── Records for this exercise

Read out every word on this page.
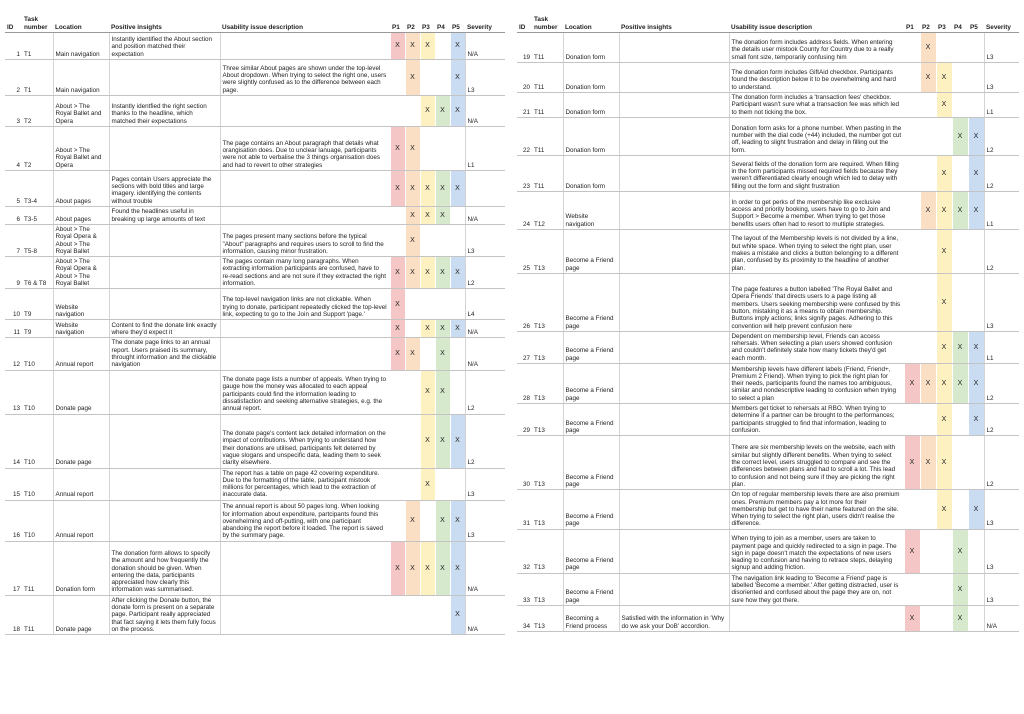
ID	Task number	Location	Positive insights	Usability issue description	P1	P2	P3	P4	P5	Severity
1	T1	Main navigation	Instantly identified the About section and position matched their expectation		X	X	X		X	N/A
2	T1	Main navigation		Three similar About pages are shown under the top-level About dropdown. When trying to select the right one, users were slightly confused as to the difference between each page.		X			X	L3
3	T2	About > The Royal Ballet and Opera	Instantly identfied the right section thanks to the headline, which matched their expectations				X	X	X	N/A
4	T2	About > The Royal Ballet and Opera		The page contains an About paragraph that details what orangisation does. Due to unclear lanuage, participants were not able to verbalise the 3 things organisation does and had to revert to other strategies	X	X				L1
5	T3-4	About pages	Pages contain Users appreciate the sections with bold titles and large imagery. identifying the contents without trouble		X	X	X	X	X	
6	T3-5	About pages	Found the headlines useful in breaking up large amounts of text			X	X	X		N/A
7	T5-8	About > The Royal Opera & About > The Royal Ballet		The pages present many sections before the typical "About" paragraphs and requires users to scroll to find the information, causing minor frustration.		X				L3
9	T6 & T8	About > The Royal Opera & About > The Royal Ballet		The pages contain many long paragraphs. When extracting information participants are confused, have to re-read sections and are not sure if they extracted the right information.	X	X	X	X	X	L2
10	T9	Website navigation		The top-level navigation links are not clickable. When trying to donate, participant repeatedly clicked the top-level link, expecting to go to the Join and Support 'page.'	X					L4
11	T9	Website navigation	Content to find the donate link exactly where they'd expect it		X		X	X	X	N/A
12	T10	Annual report	The donate page links to an annual report. Users praised its summary, throught information and the clickable navigation		X	X		X		N/A
13	T10	Donate page		The donate page lists a number of appeals. When trying to gauge how the money was allocated to each appeal participants could find the information leading to dissatisfaction and seeking alternative strategies, e.g. the annual report.			X	X		L2
14	T10	Donate page		The donate page's content lack detailed information on the impact of contributions. When trying to understand how their donations are utilised, participants felt deterred by vague slogans and unspecific data, leading them to seek clarity elsewhere.			X	X	X	L2
15	T10	Annual report		The report has a table on page 42 covering expenditure. Due to the formatting of the table, participant mistook millions for percentages, which lead to the extraction of inaccurate data.			X			L3
16	T10	Annual report		The annual report is about 50 pages long. When looking for information about expenditure, partcipants found this overwhelming and off-putting, with one participant abandoing the report before it loaded. The report is saved by the summary page.		X		X	X	L3
17	T11	Donation form	The donation form allows to specify the amount and how frequently the donation should be given. When entering the data, participants appreciated how clearly this information was summarised.		X	X	X	X	X	N/A
18	T11	Donate page	After clicking the Donate button, the donate form is present on a separate page. Participant really appreciated that fact saying it lets them fully focus on the process.						X	N/A
ID	Task number	Location	Positive insights	Usability issue description	P1	P2	P3	P4	P5	Severity
19	T11	Donation form		The donation form includes address fields. When entering the details user mistook County for Country due to a really small font size, temporarily confusing him		X				L3
20	T11	Donation form		The donation form includes GiftAid checkbox. Participants found the description below it to be overwhelming and hard to understand.		X	X			L3
21	T11	Donation form		The donation form includes a 'transaction fees' checkbox. Participant wasn't sure what a transaction fee was which led to them not ticking the box.			X			L1
22	T11	Donation form		Donation form asks for a phone number. When pasting in the number with the dial code (+44) included, the number got cut off, leading to slight frustration and delay in filling out the form.				X	X	L2
23	T11	Donation form		Several fields of the donation form are required. When filling in the form participants missed required fields because they weren't differentiated clearly enough which led to delay with filling out the form and slight frustration			X		X	L2
24	T12	Website navigation		In order to get perks of the membership like exclusive access and priority booking, users have to go to Join and Support > Become a member. When trying to get those benefits users often had to resort to multiple strategies.		X	X	X	X	L1
25	T13	Become a Friend page		The layout of the Membership levels is not divided by a line, but white space. When trying to select the right plan, user makes a mistake and clicks a button belonging to a different plan, confused by its proximity to the headline of another plan.			X			L2
26	T13	Become a Friend page		The page features a button labelled 'The Royal Ballet and Opera Friends' that directs users to a page listing all members. Users seeking membership were confused by this button, mistaking it as a means to obtain membership. Buttons imply actions; links signify pages. Adhering to this convention will help prevent confusion here			X			L3
27	T13	Become a Friend page		Dependent on membership level, Friends can access rehersals. When selecting a plan users showed confusion and couldn't definitely state how many tickets they'd get each month.			X	X	X	L1
28	T13	Become a Friend page		Membership levels have different labels (Friend, Friend+, Premium 2 Friend). When trying to pick the right plan for their needs, participants found the names too ambiguous, similar and nondescriptive leading to confusion when trying to select a plan	X	X	X	X	X	L2
29	T13	Become a Friend page		Members get ticket to rehersals at RBO. When trying to determine if a partner can be brought to the performances; participants struggled to find that information, leading to confusion.			X		X	L2
30	T13	Become a Friend page		There are six membership levels on the website, each with similar but slightly different benefits. When trying to select the correct level, users struggled to compare and see the differences between plans and had to scroll a lot. This lead to confusion and not being sure if they are picking the right plan.	X	X	X			L2
31	T13	Become a Friend page		On top of regular membership levels there are also premium ones. Premium members pay a lot more for their membership but get to have their name featured on the site. When trying to select the right plan, users didn't realise the difference.			X		X	L3
32	T13	Become a Friend page		When trying to join as a member, users are taken to payment page and quickly redirected to a sign in page. The sign in page doesn't match the expectations of new users leading to confusion and having to retrace steps, delaying signup and adding friction.	X			X		L3
33	T13	Become a Friend page		The navigation link leading to 'Become a Friend' page is labelled 'Become a member.' After getting distracted, user is disoriented and confused about the page they are on, not sure how they got there.				X		L3
34	T13	Becoming a Friend process	Satisfied with the information in 'Why do we ask your DoB' accordion.		X			X		N/A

────

→ **Exercise instructions**:
Quote each line of the listing exactly, but leave the pictures out.

→ **Result**:
Read out every word on this page.
ID	Task number	Location	Positive insights	Usability issue description	P1	P2	P3	P4	P5	Severity
1	T1	Main navigation	Instantly identified the About section and position matched their expectation		X	X	X		X	N/A
2	T1	Main navigation		Three similar About pages are shown under the top-level About dropdown. When trying to select the right one, users were slightly confused as to the difference between each page.		X			X	L3
3	T2	About > The Royal Ballet and Opera	Instantly identfied the right section thanks to the headline, which matched their expectations				X	X	X	N/A
4	T2	About > The Royal Ballet and Opera		The page contains an About paragraph that details what orangisation does. Due to unclear lanuage, participants were not able to verbalise the 3 things organisation does and had to revert to other strategies	X	X				L1
5	T3-4	About pages	Pages contain Users appreciate the sections with bold titles and large imagery. identifying the contents without trouble		X	X	X	X	X	
6	T3-5	About pages	Found the headlines useful in breaking up large amounts of text			X	X	X		N/A
7	T5-8	About > The Royal Opera & About > The Royal Ballet		The pages present many sections before the typical "About" paragraphs and requires users to scroll to find the information, causing minor frustration.		X				L3
9	T6 & T8	About > The Royal Opera & About > The Royal Ballet		The pages contain many long paragraphs. When extracting information participants are confused, have to re-read sections and are not sure if they extracted the right information.	X	X	X	X	X	L2
10	T9	Website navigation		The top-level navigation links are not clickable. When trying to donate, participant repeatedly clicked the top-level link, expecting to go to the Join and Support 'page.'	X					L4
11	T9	Website navigation	Content to find the donate link exactly where they'd expect it		X		X	X	X	N/A
12	T10	Annual report	The donate page links to an annual report. Users praised its summary, throught information and the clickable navigation		X	X		X		N/A
13	T10	Donate page		The donate page lists a number of appeals. When trying to gauge how the money was allocated to each appeal participants could find the information leading to dissatisfaction and seeking alternative strategies, e.g. the annual report.			X	X		L2
14	T10	Donate page		The donate page's content lack detailed information on the impact of contributions. When trying to understand how their donations are utilised, participants felt deterred by vague slogans and unspecific data, leading them to seek clarity elsewhere.			X	X	X	L2
15	T10	Annual report		The report has a table on page 42 covering expenditure. Due to the formatting of the table, participant mistook millions for percentages, which lead to the extraction of inaccurate data.			X			L3
16	T10	Annual report		The annual report is about 50 pages long. When looking for information about expenditure, partcipants found this overwhelming and off-putting, with one participant abandoing the report before it loaded. The report is saved by the summary page.		X		X	X	L3
17	T11	Donation form	The donation form allows to specify the amount and how frequently the donation should be given. When entering the data, participants appreciated how clearly this information was summarised.		X	X	X	X	X	N/A
18	T11	Donate page	After clicking the Donate button, the donate form is present on a separate page. Participant really appreciated that fact saying it lets them fully focus on the process.						X	N/A
ID	Task number	Location	Positive insights	Usability issue description	P1	P2	P3	P4	P5	Severity
19	T11	Donation form		The donation form includes address fields. When entering the details user mistook County for Country due to a really small font size, temporarily confusing him		X				L3
20	T11	Donation form		The donation form includes GiftAid checkbox. Participants found the description below it to be overwhelming and hard to understand.		X	X			L3
21	T11	Donation form		The donation form includes a 'transaction fees' checkbox. Participant wasn't sure what a transaction fee was which led to them not ticking the box.			X			L1
22	T11	Donation form		Donation form asks for a phone number. When pasting in the number with the dial code (+44) included, the number got cut off, leading to slight frustration and delay in filling out the form.				X	X	L2
23	T11	Donation form		Several fields of the donation form are required. When filling in the form participants missed required fields because they weren't differentiated clearly enough which led to delay with filling out the form and slight frustration			X		X	L2
24	T12	Website navigation		In order to get perks of the membership like exclusive access and priority booking, users have to go to Join and Support > Become a member. When trying to get those benefits users often had to resort to multiple strategies.		X	X	X	X	L1
25	T13	Become a Friend page		The layout of the Membership levels is not divided by a line, but white space. When trying to select the right plan, user makes a mistake and clicks a button belonging to a different plan, confused by its proximity to the headline of another plan.			X			L2
26	T13	Become a Friend page		The page features a button labelled 'The Royal Ballet and Opera Friends' that directs users to a page listing all members. Users seeking membership were confused by this button, mistaking it as a means to obtain membership. Buttons imply actions; links signify pages. Adhering to this convention will help prevent confusion here			X			L3
27	T13	Become a Friend page		Dependent on membership level, Friends can access rehersals. When selecting a plan users showed confusion and couldn't definitely state how many tickets they'd get each month.			X	X	X	L1
28	T13	Become a Friend page		Membership levels have different labels (Friend, Friend+, Premium 2 Friend). When trying to pick the right plan for their needs, participants found the names too ambiguous, similar and nondescriptive leading to confusion when trying to select a plan	X	X	X	X	X	L2
29	T13	Become a Friend page		Members get ticket to rehersals at RBO. When trying to determine if a partner can be brought to the performances; participants struggled to find that information, leading to confusion.			X		X	L2
30	T13	Become a Friend page		There are six membership levels on the website, each with similar but slightly different benefits. When trying to select the correct level, users struggled to compare and see the differences between plans and had to scroll a lot. This lead to confusion and not being sure if they are picking the right plan.	X	X	X			L2
31	T13	Become a Friend page		On top of regular membership levels there are also premium ones. Premium members pay a lot more for their membership but get to have their name featured on the site. When trying to select the right plan, users didn't realise the difference.			X		X	L3
32	T13	Become a Friend page		When trying to join as a member, users are taken to payment page and quickly redirected to a sign in page. The sign in page doesn't match the expectations of new users leading to confusion and having to retrace steps, delaying signup and adding friction.	X			X		L3
33	T13	Become a Friend page		The navigation link leading to 'Become a Friend' page is labelled 'Become a member.' After getting distracted, user is disoriented and confused about the page they are on, not sure how they got there.				X		L3
34	T13	Becoming a Friend process	Satisfied with the information in 'Why do we ask your DoB' accordion.		X			X		N/A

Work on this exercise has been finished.